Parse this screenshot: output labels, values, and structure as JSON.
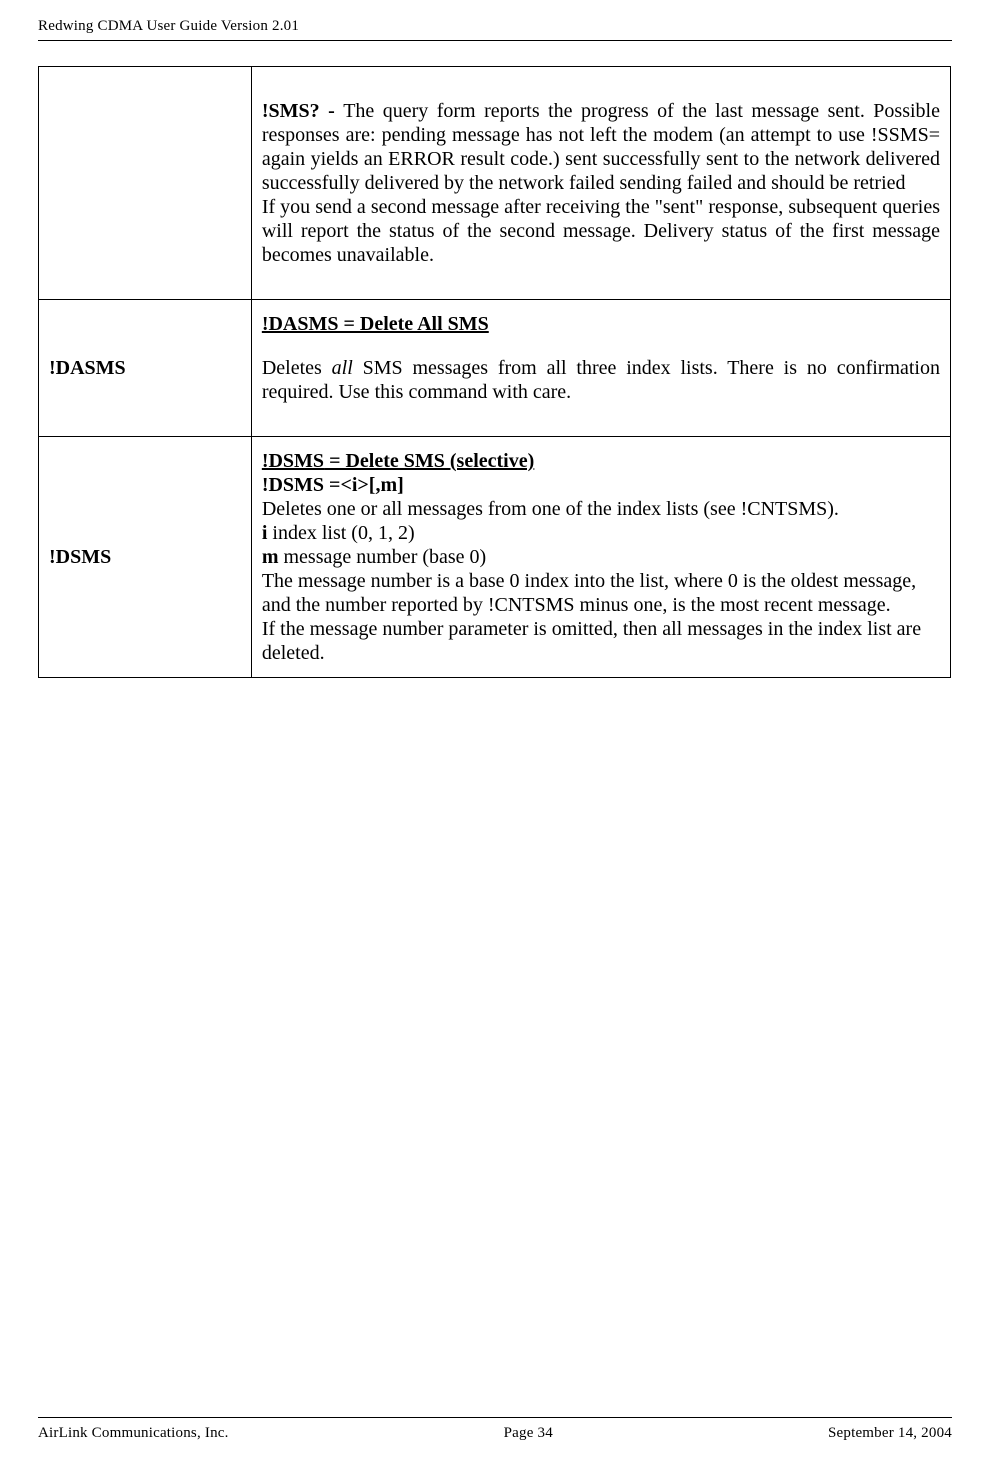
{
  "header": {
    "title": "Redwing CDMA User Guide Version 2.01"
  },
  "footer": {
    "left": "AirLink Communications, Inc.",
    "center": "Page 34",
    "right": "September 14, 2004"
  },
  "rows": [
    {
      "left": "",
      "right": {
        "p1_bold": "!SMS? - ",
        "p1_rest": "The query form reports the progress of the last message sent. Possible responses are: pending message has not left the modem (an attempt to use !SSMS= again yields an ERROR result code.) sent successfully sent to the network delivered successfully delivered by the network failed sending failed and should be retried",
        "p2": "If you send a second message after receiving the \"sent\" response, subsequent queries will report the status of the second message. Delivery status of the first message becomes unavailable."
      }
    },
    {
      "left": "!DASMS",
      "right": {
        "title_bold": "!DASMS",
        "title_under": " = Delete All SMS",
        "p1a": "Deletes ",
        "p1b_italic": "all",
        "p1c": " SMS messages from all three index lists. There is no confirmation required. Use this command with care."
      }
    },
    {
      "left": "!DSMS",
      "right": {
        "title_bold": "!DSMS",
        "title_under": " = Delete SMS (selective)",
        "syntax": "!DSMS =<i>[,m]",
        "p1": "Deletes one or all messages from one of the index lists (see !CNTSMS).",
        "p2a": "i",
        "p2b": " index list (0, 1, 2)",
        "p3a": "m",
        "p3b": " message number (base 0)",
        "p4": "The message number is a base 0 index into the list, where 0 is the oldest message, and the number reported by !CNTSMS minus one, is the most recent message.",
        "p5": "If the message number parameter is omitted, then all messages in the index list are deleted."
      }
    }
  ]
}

+ + + + +

Reproduce each entry precisely. Leave the pictures out.

[Written reply]
Parse this screenshot: output labels, values, and structure as JSON.
{
  "header": {
    "title": "Redwing CDMA User Guide Version 2.01"
  },
  "footer": {
    "left": "AirLink Communications, Inc.",
    "center": "Page 34",
    "right": "September 14, 2004"
  },
  "rows": [
    {
      "left": "",
      "right": {
        "p1_bold": "!SMS? - ",
        "p1_rest": "The query form reports the progress of the last message sent. Possible responses are: pending message has not left the modem (an attempt to use !SSMS= again yields an ERROR result code.) sent successfully sent to the network delivered successfully delivered by the network failed sending failed and should be retried",
        "p2": "If you send a second message after receiving the \"sent\" response, subsequent queries will report the status of the second message. Delivery status of the first message becomes unavailable."
      }
    },
    {
      "left": "!DASMS",
      "right": {
        "title_bold": "!DASMS",
        "title_under": " = Delete All SMS",
        "p1a": "Deletes ",
        "p1b_italic": "all",
        "p1c": " SMS messages from all three index lists. There is no confirmation required. Use this command with care."
      }
    },
    {
      "left": "!DSMS",
      "right": {
        "title_bold": "!DSMS",
        "title_under": " = Delete SMS (selective)",
        "syntax": "!DSMS =<i>[,m]",
        "p1": "Deletes one or all messages from one of the index lists (see !CNTSMS).",
        "p2a": "i",
        "p2b": " index list (0, 1, 2)",
        "p3a": "m",
        "p3b": " message number (base 0)",
        "p4": "The message number is a base 0 index into the list, where 0 is the oldest message, and the number reported by !CNTSMS minus one, is the most recent message.",
        "p5": "If the message number parameter is omitted, then all messages in the index list are deleted."
      }
    }
  ]
}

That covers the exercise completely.